(WHAT THE EXERCISE ASKS)
How many of these lines hold the string "this"? Answer with the number only.

(Data records)
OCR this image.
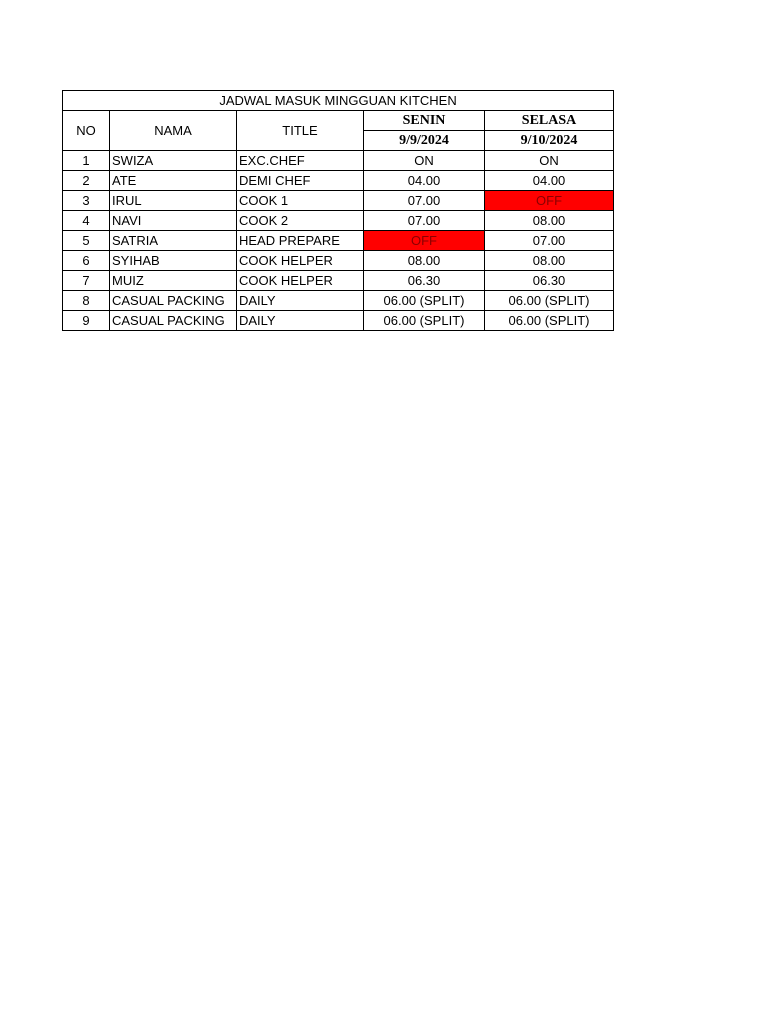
JADWAL MASUK MINGGUAN KITCHEN				
NO	NAMA	TITLE	SENIN	SELASA
			9/9/2024	9/10/2024
1	SWIZA	EXC.CHEF	ON	ON
2	ATE	DEMI CHEF	04.00	04.00
3	IRUL	COOK 1	07.00	OFF
4	NAVI	COOK 2	07.00	08.00
5	SATRIA	HEAD PREPARE	OFF	07.00
6	SYIHAB	COOK HELPER	08.00	08.00
7	MUIZ	COOK HELPER	06.30	06.30
8	CASUAL PACKING	DAILY	06.00 (SPLIT)	06.00 (SPLIT)
9	CASUAL PACKING	DAILY	06.00 (SPLIT)	06.00 (SPLIT)
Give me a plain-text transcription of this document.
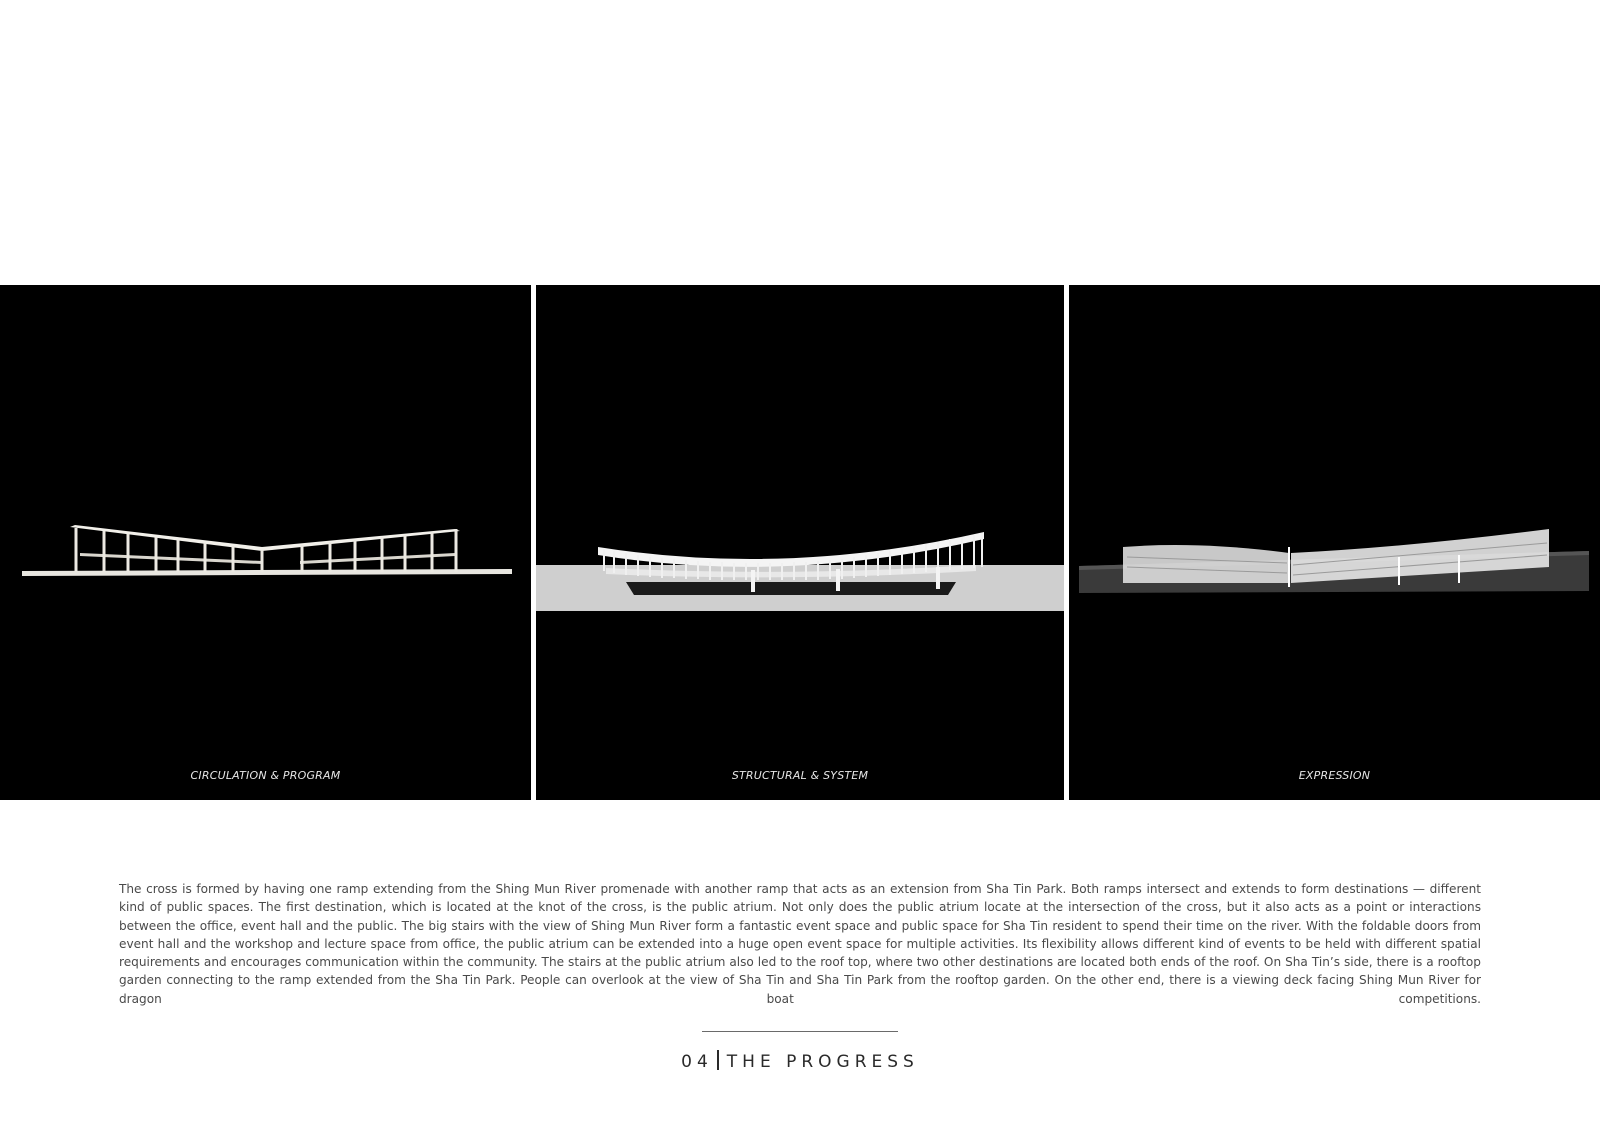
CIRCULATION & PROGRAM	STRUCTURAL & SYSTEM	EXPRESSION

The cross is formed by having one ramp extending from the Shing Mun River promenade with another ramp that acts as an extension from Sha Tin Park. Both ramps intersect and extends to form destinations — different kind of public spaces. The first destination, which is located at the knot of the cross, is the public atrium. Not only does the public atrium locate at the intersection of the cross, but it also acts as a point or interactions between the office, event hall and the public. The big stairs with the view of Shing Mun River form a fantastic event space and public space for Sha Tin resident to spend their time on the river. With the foldable doors from event hall and the workshop and lecture space from office, the public atrium can be extended into a huge open event space for multiple activities. Its flexibility allows different kind of events to be held with different spatial requirements and encourages communication within the community. The stairs at the public atrium also led to the roof top, where two other destinations are located both ends of the roof. On Sha Tin’s side, there is a rooftop garden connecting to the ramp extended from the Sha Tin Park. People can overlook at the view of Sha Tin and Sha Tin Park from the rooftop garden. On the other end, there is a viewing deck facing Shing Mun River for dragon boat competitions.

04 THE PROGRESS
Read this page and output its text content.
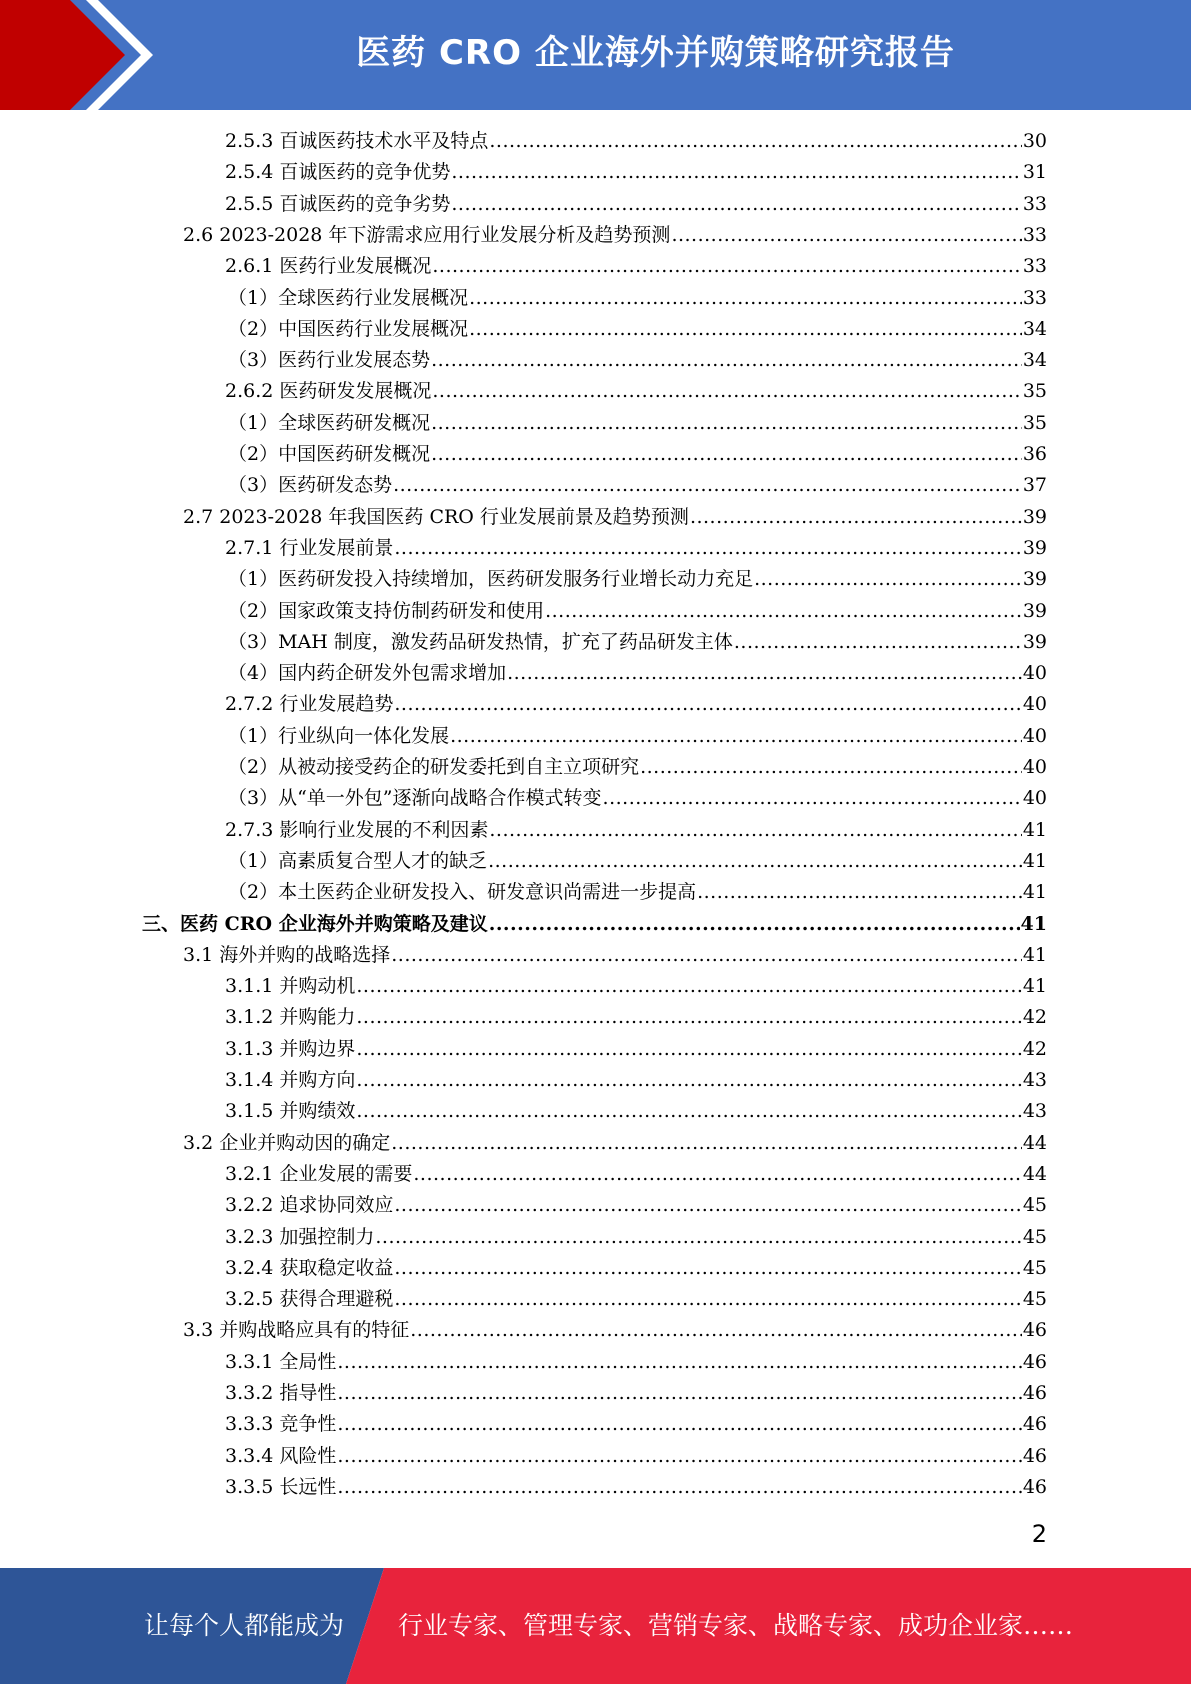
医药 CRO 企业海外并购策略研究报告
2.5.3 百诚医药技术水平及特点 .....	30
2.5.4 百诚医药的竞争优势 .....	31
2.5.5 百诚医药的竞争劣势 .....	33
2.6 2023-2028 年下游需求应用行业发展分析及趋势预测 .....	33
2.6.1 医药行业发展概况 .....	33
（1）全球医药行业发展概况 .....	33
（2）中国医药行业发展概况 .....	34
（3）医药行业发展态势 .....	34
2.6.2 医药研发发展概况 .....	35
（1）全球医药研发概况 .....	35
（2）中国医药研发概况 .....	36
（3）医药研发态势 .....	37
2.7 2023-2028 年我国医药 CRO 行业发展前景及趋势预测 .....	39
2.7.1 行业发展前景 .....	39
（1）医药研发投入持续增加，医药研发服务行业增长动力充足 .....	39
（2）国家政策支持仿制药研发和使用 .....	39
（3）MAH 制度，激发药品研发热情，扩充了药品研发主体 .....	39
（4）国内药企研发外包需求增加 .....	40
2.7.2 行业发展趋势 .....	40
（1）行业纵向一体化发展 .....	40
（2）从被动接受药企的研发委托到自主立项研究 .....	40
（3）从“单一外包”逐渐向战略合作模式转变 .....	40
2.7.3 影响行业发展的不利因素 .....	41
（1）高素质复合型人才的缺乏 .....	41
（2）本土医药企业研发投入、研发意识尚需进一步提高 .....	41
三、医药 CRO 企业海外并购策略及建议 .....	41
3.1 海外并购的战略选择 .....	41
3.1.1 并购动机 .....	41
3.1.2 并购能力 .....	42
3.1.3 并购边界 .....	42
3.1.4 并购方向 .....	43
3.1.5 并购绩效 .....	43
3.2 企业并购动因的确定 .....	44
3.2.1 企业发展的需要 .....	44
3.2.2 追求协同效应 .....	45
3.2.3 加强控制力 .....	45
3.2.4 获取稳定收益 .....	45
3.2.5 获得合理避税 .....	45
3.3 并购战略应具有的特征 .....	46
3.3.1 全局性 .....	46
3.3.2 指导性 .....	46
3.3.3 竞争性 .....	46
3.3.4 风险性 .....	46
3.3.5 长远性 .....	46
2
让每个人都能成为 行业专家、管理专家、营销专家、战略专家、成功企业家……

(REPLY TO THE EXERCISE)
3